**Written exercise**
Reproduce everything from the start of the records down to and including the line containing "The device 1 is at (200, 153).", and nothing else.

::: Exercise materials :::

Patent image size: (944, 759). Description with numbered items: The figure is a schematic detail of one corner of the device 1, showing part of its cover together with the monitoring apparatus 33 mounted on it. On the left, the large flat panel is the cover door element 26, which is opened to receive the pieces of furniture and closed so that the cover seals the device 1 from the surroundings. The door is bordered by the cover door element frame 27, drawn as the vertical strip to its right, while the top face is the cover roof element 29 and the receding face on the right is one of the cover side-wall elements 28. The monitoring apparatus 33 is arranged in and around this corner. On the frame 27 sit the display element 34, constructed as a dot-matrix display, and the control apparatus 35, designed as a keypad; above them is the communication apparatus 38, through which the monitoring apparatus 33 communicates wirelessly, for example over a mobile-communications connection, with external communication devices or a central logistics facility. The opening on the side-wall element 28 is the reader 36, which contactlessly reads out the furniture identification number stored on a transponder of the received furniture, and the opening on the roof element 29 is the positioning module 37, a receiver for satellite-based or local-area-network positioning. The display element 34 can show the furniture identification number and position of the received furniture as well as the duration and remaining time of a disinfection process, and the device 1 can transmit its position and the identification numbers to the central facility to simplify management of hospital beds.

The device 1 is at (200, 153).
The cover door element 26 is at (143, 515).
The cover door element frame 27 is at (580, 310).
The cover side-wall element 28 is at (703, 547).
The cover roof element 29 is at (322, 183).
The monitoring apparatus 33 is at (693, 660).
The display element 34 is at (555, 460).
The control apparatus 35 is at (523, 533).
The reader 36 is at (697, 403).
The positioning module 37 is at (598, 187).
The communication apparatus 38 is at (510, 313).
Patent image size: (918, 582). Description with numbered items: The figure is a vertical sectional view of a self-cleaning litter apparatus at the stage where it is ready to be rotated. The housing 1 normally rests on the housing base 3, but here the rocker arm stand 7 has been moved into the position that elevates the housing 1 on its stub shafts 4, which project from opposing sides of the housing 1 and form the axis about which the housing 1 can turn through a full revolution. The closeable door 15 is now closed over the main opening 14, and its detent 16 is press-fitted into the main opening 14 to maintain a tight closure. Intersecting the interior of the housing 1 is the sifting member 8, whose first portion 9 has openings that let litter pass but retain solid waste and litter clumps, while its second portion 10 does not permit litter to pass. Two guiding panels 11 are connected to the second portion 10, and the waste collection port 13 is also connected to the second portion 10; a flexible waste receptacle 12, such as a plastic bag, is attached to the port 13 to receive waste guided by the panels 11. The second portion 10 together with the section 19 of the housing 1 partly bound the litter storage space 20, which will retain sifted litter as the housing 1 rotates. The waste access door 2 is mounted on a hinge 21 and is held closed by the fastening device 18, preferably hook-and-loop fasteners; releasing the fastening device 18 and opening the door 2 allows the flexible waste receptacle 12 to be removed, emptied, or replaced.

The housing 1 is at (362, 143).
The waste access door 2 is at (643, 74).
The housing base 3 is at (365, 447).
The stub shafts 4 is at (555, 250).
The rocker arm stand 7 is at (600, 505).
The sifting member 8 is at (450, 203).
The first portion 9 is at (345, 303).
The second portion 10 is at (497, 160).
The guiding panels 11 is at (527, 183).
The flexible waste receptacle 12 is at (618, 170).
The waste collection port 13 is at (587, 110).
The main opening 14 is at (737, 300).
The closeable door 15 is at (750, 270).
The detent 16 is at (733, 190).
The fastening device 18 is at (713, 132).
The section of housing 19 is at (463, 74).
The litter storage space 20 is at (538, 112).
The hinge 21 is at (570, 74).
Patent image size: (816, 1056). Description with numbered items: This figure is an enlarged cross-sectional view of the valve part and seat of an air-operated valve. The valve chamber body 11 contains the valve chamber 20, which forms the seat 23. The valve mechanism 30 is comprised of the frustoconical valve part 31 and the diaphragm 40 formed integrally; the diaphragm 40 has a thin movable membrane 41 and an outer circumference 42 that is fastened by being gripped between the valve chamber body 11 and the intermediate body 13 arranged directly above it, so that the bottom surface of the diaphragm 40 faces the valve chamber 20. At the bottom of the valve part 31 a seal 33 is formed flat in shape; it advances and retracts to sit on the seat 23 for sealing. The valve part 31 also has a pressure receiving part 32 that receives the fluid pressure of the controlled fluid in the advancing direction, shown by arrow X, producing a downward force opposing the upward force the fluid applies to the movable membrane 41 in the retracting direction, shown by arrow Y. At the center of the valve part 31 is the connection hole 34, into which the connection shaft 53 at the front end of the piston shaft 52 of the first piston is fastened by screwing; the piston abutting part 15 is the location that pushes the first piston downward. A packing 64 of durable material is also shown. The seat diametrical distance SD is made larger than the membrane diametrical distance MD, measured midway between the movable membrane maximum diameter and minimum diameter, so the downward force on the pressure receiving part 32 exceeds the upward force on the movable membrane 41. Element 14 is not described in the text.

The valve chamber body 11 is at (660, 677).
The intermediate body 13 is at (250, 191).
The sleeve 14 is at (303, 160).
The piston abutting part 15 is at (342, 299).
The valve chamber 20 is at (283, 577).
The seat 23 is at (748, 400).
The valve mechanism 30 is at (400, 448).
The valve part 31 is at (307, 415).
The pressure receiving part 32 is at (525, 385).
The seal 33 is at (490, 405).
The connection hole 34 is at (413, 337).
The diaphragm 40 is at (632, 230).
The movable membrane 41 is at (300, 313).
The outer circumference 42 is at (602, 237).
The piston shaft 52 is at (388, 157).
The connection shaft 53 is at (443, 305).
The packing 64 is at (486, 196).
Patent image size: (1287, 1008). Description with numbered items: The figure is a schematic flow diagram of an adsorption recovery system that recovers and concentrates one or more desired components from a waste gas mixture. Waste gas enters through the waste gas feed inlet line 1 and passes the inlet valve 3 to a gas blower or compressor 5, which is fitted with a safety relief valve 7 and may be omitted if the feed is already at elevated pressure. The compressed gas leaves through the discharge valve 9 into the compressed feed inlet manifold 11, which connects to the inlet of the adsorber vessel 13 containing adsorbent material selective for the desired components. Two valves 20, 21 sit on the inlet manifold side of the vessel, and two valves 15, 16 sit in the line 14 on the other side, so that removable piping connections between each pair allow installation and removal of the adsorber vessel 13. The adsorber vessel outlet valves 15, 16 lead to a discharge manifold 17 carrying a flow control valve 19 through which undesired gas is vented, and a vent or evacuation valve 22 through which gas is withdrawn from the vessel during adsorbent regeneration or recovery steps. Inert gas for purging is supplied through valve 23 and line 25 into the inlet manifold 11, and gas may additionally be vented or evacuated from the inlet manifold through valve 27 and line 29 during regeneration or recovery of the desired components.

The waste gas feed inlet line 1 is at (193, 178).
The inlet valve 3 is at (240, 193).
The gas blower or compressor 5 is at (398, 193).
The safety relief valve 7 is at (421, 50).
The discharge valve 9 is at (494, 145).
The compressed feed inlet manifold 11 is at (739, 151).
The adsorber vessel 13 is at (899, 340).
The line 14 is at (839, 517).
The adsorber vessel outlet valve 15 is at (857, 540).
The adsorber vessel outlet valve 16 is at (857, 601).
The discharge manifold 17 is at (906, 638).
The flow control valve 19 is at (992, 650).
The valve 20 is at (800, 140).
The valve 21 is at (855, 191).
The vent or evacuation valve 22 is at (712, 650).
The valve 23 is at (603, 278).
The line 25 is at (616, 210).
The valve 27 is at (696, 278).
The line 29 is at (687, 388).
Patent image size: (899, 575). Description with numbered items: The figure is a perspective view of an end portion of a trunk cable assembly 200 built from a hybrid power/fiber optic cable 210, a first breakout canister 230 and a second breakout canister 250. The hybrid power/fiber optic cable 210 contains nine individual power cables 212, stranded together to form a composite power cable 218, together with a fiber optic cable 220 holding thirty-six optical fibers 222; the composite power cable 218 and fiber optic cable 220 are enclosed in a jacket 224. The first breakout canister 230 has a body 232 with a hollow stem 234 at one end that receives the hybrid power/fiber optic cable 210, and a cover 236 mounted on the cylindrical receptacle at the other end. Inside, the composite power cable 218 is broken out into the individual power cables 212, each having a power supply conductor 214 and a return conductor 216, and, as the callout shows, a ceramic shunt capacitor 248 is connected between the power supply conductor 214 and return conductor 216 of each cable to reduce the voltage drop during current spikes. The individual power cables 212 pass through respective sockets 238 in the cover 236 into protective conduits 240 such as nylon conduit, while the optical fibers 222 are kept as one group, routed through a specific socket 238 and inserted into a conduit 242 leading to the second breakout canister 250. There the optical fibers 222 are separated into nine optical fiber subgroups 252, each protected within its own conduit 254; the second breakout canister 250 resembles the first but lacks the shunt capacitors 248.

:::

**Expected answer**
Patent image size: (944, 759). Description with numbered items: The figure is a schematic detail of one corner of the device 1, showing part of its cover together with the monitoring apparatus 33 mounted on it. On the left, the large flat panel is the cover door element 26, which is opened to receive the pieces of furniture and closed so that the cover seals the device 1 from the surroundings. The door is bordered by the cover door element frame 27, drawn as the vertical strip to its right, while the top face is the cover roof element 29 and the receding face on the right is one of the cover side-wall elements 28. The monitoring apparatus 33 is arranged in and around this corner. On the frame 27 sit the display element 34, constructed as a dot-matrix display, and the control apparatus 35, designed as a keypad; above them is the communication apparatus 38, through which the monitoring apparatus 33 communicates wirelessly, for example over a mobile-communications connection, with external communication devices or a central logistics facility. The opening on the side-wall element 28 is the reader 36, which contactlessly reads out the furniture identification number stored on a transponder of the received furniture, and the opening on the roof element 29 is the positioning module 37, a receiver for satellite-based or local-area-network positioning. The display element 34 can show the furniture identification number and position of the received furniture as well as the duration and remaining time of a disinfection process, and the device 1 can transmit its position and the identification numbers to the central facility to simplify management of hospital beds.

The device 1 is at (200, 153).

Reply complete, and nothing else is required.